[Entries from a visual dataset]
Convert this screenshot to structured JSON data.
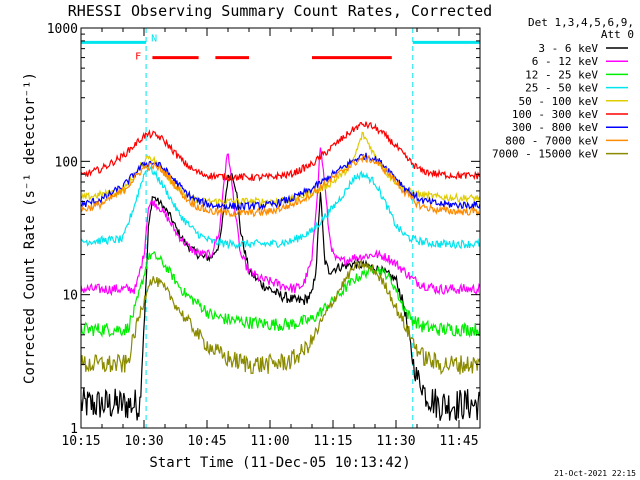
{
  "chart_data": {
    "type": "line",
    "title": "RHESSI Observing Summary Count Rates, Corrected",
    "xlabel": "Start Time (11-Dec-05 10:13:42)",
    "ylabel": "Corrected Count Rate (s⁻¹ detector⁻¹)",
    "x_unit": "minutes after 10:00 UT",
    "xlim": [
      15,
      110
    ],
    "ylim": [
      1,
      1000
    ],
    "yscale": "log",
    "x_ticks": [
      {
        "label": "10:15",
        "value": 15
      },
      {
        "label": "10:30",
        "value": 30
      },
      {
        "label": "10:45",
        "value": 45
      },
      {
        "label": "11:00",
        "value": 60
      },
      {
        "label": "11:15",
        "value": 75
      },
      {
        "label": "11:30",
        "value": 90
      },
      {
        "label": "11:45",
        "value": 105
      }
    ],
    "y_ticks": [
      {
        "label": "1",
        "value": 1
      },
      {
        "label": "10",
        "value": 10
      },
      {
        "label": "100",
        "value": 100
      },
      {
        "label": "1000",
        "value": 1000
      }
    ],
    "legend_header": [
      "Det 1,3,4,5,6,9,",
      "Att 0"
    ],
    "legend_placement": "right",
    "footer_timestamp": "21-Oct-2021 22:15",
    "flags": {
      "night_label": "N",
      "flare_label": "F",
      "night_color": "#00e5ee",
      "flare_color": "#ff0000",
      "night_bars": [
        [
          15,
          30.5
        ],
        [
          94,
          110
        ]
      ],
      "flare_bars": [
        [
          32,
          43
        ],
        [
          47,
          55
        ],
        [
          70,
          89
        ]
      ],
      "night_bar_value": 780,
      "flare_bar_value": 600,
      "saa_lines": [
        30.5,
        94
      ]
    },
    "series": [
      {
        "name": "3 - 6 keV",
        "color": "#000000",
        "x": [
          15,
          29,
          30.5,
          31,
          32,
          34,
          36,
          38,
          40,
          42,
          44,
          46,
          48,
          50,
          51,
          52,
          53,
          55,
          58,
          60,
          62,
          64,
          66,
          68,
          70,
          71,
          72,
          73,
          74,
          76,
          80,
          85,
          90,
          92,
          93,
          94,
          95,
          96,
          97,
          100,
          105,
          110
        ],
        "y": [
          1.5,
          1.5,
          12,
          30,
          55,
          48,
          40,
          30,
          24,
          21,
          19,
          19,
          24,
          75,
          82,
          60,
          30,
          15,
          12,
          11,
          10,
          9.5,
          9,
          9,
          10,
          16,
          60,
          18,
          15,
          16,
          17,
          16,
          13,
          8,
          5,
          3.2,
          2.4,
          2.2,
          1.8,
          1.5,
          1.5,
          1.5
        ]
      },
      {
        "name": "6 - 12 keV",
        "color": "#ff00ff",
        "x": [
          15,
          28,
          30,
          31,
          32,
          34,
          36,
          38,
          40,
          42,
          44,
          46,
          48,
          49,
          50,
          51,
          52,
          53,
          55,
          58,
          60,
          62,
          64,
          66,
          68,
          70,
          71,
          72,
          73,
          74,
          75,
          76,
          78,
          80,
          85,
          88,
          90,
          92,
          93,
          94,
          96,
          100,
          105,
          110
        ],
        "y": [
          11,
          11,
          20,
          45,
          50,
          44,
          36,
          28,
          24,
          21,
          20,
          20,
          30,
          70,
          120,
          65,
          35,
          20,
          15,
          13,
          12.5,
          12,
          11.5,
          11,
          12,
          18,
          45,
          130,
          70,
          30,
          20,
          18,
          18,
          19,
          20,
          19,
          17,
          15,
          14,
          13,
          12,
          11,
          11,
          11
        ]
      },
      {
        "name": "12 - 25 keV",
        "color": "#00ee00",
        "x": [
          15,
          26,
          28,
          30,
          31,
          32,
          34,
          36,
          38,
          40,
          42,
          44,
          46,
          50,
          55,
          60,
          65,
          70,
          75,
          80,
          85,
          88,
          90,
          91,
          92,
          93,
          94,
          95,
          96,
          100,
          105,
          110
        ],
        "y": [
          5.5,
          5.5,
          8,
          14,
          19,
          20,
          18,
          15,
          12,
          10,
          9,
          8,
          7,
          6.5,
          6.2,
          6,
          6,
          6.5,
          9,
          13,
          16,
          14,
          11,
          9,
          8,
          7,
          6.5,
          6.2,
          5.8,
          5.5,
          5.5,
          5.5
        ]
      },
      {
        "name": "25 - 50 keV",
        "color": "#00e5ee",
        "x": [
          15,
          25,
          28,
          30,
          31,
          32,
          34,
          36,
          38,
          40,
          42,
          44,
          46,
          50,
          55,
          60,
          65,
          70,
          75,
          78,
          80,
          82,
          85,
          88,
          90,
          92,
          94,
          96,
          100,
          105,
          110
        ],
        "y": [
          25,
          26,
          50,
          80,
          90,
          85,
          70,
          55,
          42,
          35,
          30,
          27,
          25,
          24,
          24,
          24,
          25,
          30,
          45,
          60,
          75,
          80,
          70,
          45,
          33,
          28,
          26,
          25,
          24,
          24,
          24
        ]
      },
      {
        "name": "50 - 100 keV",
        "color": "#e0cc00",
        "x": [
          15,
          25,
          28,
          30,
          31,
          32,
          34,
          36,
          38,
          40,
          42,
          44,
          46,
          50,
          55,
          60,
          65,
          70,
          75,
          78,
          80,
          82,
          83,
          85,
          88,
          90,
          92,
          94,
          96,
          100,
          105,
          110
        ],
        "y": [
          53,
          60,
          80,
          100,
          110,
          105,
          90,
          75,
          62,
          55,
          52,
          50,
          50,
          50,
          50,
          50,
          52,
          58,
          70,
          85,
          105,
          160,
          145,
          110,
          80,
          70,
          62,
          58,
          56,
          54,
          53,
          53
        ]
      },
      {
        "name": "100 - 300 keV",
        "color": "#ff0000",
        "x": [
          15,
          20,
          25,
          28,
          30,
          32,
          34,
          36,
          38,
          40,
          42,
          44,
          46,
          50,
          55,
          60,
          65,
          70,
          75,
          80,
          82,
          84,
          86,
          88,
          90,
          92,
          94,
          96,
          100,
          105,
          110
        ],
        "y": [
          78,
          88,
          110,
          135,
          155,
          160,
          150,
          130,
          110,
          95,
          85,
          80,
          78,
          76,
          76,
          76,
          80,
          95,
          130,
          175,
          190,
          185,
          170,
          150,
          130,
          110,
          95,
          85,
          80,
          78,
          78
        ]
      },
      {
        "name": "300 - 800 keV",
        "color": "#0000ff",
        "x": [
          15,
          20,
          25,
          28,
          30,
          32,
          34,
          36,
          38,
          40,
          42,
          44,
          46,
          50,
          55,
          60,
          65,
          70,
          75,
          80,
          82,
          84,
          86,
          88,
          90,
          92,
          94,
          96,
          100,
          105,
          110
        ],
        "y": [
          47,
          52,
          65,
          82,
          95,
          98,
          92,
          80,
          68,
          58,
          52,
          49,
          47,
          46,
          46,
          47,
          52,
          62,
          80,
          102,
          110,
          108,
          100,
          88,
          75,
          64,
          56,
          51,
          48,
          47,
          47
        ]
      },
      {
        "name": "800 - 7000 keV",
        "color": "#ff8c00",
        "x": [
          15,
          20,
          25,
          28,
          30,
          32,
          34,
          36,
          38,
          40,
          42,
          44,
          46,
          50,
          55,
          60,
          65,
          70,
          75,
          80,
          82,
          84,
          86,
          88,
          90,
          92,
          94,
          96,
          100,
          105,
          110
        ],
        "y": [
          43,
          48,
          60,
          76,
          90,
          93,
          87,
          75,
          63,
          53,
          47,
          44,
          42,
          41,
          41,
          42,
          47,
          57,
          75,
          97,
          105,
          103,
          95,
          83,
          70,
          59,
          51,
          46,
          43,
          42,
          42
        ]
      },
      {
        "name": "7000 - 15000 keV",
        "color": "#8b8b00",
        "x": [
          15,
          26,
          28,
          30,
          31,
          32,
          34,
          36,
          38,
          40,
          42,
          44,
          46,
          48,
          50,
          55,
          60,
          65,
          68,
          70,
          72,
          75,
          78,
          80,
          82,
          85,
          88,
          90,
          92,
          94,
          96,
          100,
          105,
          110
        ],
        "y": [
          3,
          3,
          5.5,
          9,
          12,
          13,
          12,
          10,
          8,
          6.5,
          5.5,
          4.5,
          4,
          3.6,
          3.3,
          3,
          3,
          3.2,
          3.8,
          4.5,
          6,
          9,
          13,
          16,
          17,
          15,
          11,
          8,
          6,
          4.5,
          3.5,
          3,
          3,
          3
        ]
      }
    ]
  }
}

-- Work required --
Report only the count of lines that include the string "name".

-- Worked solution --
9